**WORK REQUIRED**
The listing must be reproduced in full, exactly as it stands.

**MATERIAL SHOWN**
## begin
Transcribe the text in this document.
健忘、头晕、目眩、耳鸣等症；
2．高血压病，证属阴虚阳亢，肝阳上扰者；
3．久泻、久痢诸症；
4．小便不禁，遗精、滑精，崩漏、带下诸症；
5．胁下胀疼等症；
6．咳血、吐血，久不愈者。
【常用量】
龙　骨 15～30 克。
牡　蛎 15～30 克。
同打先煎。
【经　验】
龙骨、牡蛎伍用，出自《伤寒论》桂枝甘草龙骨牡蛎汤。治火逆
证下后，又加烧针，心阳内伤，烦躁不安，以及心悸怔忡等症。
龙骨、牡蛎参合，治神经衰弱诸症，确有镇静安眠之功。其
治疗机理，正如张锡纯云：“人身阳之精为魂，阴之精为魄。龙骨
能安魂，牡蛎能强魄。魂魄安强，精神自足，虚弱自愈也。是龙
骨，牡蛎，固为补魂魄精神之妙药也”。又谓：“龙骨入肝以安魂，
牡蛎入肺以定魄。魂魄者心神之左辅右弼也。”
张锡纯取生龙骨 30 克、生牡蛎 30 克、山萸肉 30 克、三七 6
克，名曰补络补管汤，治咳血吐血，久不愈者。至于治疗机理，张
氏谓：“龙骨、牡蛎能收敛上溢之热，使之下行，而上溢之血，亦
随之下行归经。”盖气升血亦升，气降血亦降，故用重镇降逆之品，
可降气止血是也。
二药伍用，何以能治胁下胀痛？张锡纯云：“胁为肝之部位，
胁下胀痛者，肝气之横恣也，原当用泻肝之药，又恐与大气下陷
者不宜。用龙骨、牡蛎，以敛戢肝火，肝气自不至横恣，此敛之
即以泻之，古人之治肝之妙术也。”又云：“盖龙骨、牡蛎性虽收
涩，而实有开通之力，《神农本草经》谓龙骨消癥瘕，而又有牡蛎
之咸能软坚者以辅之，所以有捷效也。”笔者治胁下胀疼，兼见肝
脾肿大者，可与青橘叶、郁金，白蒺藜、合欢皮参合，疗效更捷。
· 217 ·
## end
**ANSWER IN FULL**
Transcribe the text in this document.
健忘、头晕、目眩、耳鸣等症；
2．高血压病，证属阴虚阳亢，肝阳上扰者；
3．久泻、久痢诸症；
4．小便不禁，遗精、滑精，崩漏、带下诸症；
5．胁下胀疼等症；
6．咳血、吐血，久不愈者。
【常用量】
龙　骨 15～30 克。
牡　蛎 15～30 克。
同打先煎。
【经　验】
龙骨、牡蛎伍用，出自《伤寒论》桂枝甘草龙骨牡蛎汤。治火逆
证下后，又加烧针，心阳内伤，烦躁不安，以及心悸怔忡等症。
龙骨、牡蛎参合，治神经衰弱诸症，确有镇静安眠之功。其
治疗机理，正如张锡纯云：“人身阳之精为魂，阴之精为魄。龙骨
能安魂，牡蛎能强魄。魂魄安强，精神自足，虚弱自愈也。是龙
骨，牡蛎，固为补魂魄精神之妙药也”。又谓：“龙骨入肝以安魂，
牡蛎入肺以定魄。魂魄者心神之左辅右弼也。”
张锡纯取生龙骨 30 克、生牡蛎 30 克、山萸肉 30 克、三七 6
克，名曰补络补管汤，治咳血吐血，久不愈者。至于治疗机理，张
氏谓：“龙骨、牡蛎能收敛上溢之热，使之下行，而上溢之血，亦
随之下行归经。”盖气升血亦升，气降血亦降，故用重镇降逆之品，
可降气止血是也。
二药伍用，何以能治胁下胀痛？张锡纯云：“胁为肝之部位，
胁下胀痛者，肝气之横恣也，原当用泻肝之药，又恐与大气下陷
者不宜。用龙骨、牡蛎，以敛戢肝火，肝气自不至横恣，此敛之
即以泻之，古人之治肝之妙术也。”又云：“盖龙骨、牡蛎性虽收
涩，而实有开通之力，《神农本草经》谓龙骨消癥瘕，而又有牡蛎
之咸能软坚者以辅之，所以有捷效也。”笔者治胁下胀疼，兼见肝
脾肿大者，可与青橘叶、郁金，白蒺藜、合欢皮参合，疗效更捷。
· 217 ·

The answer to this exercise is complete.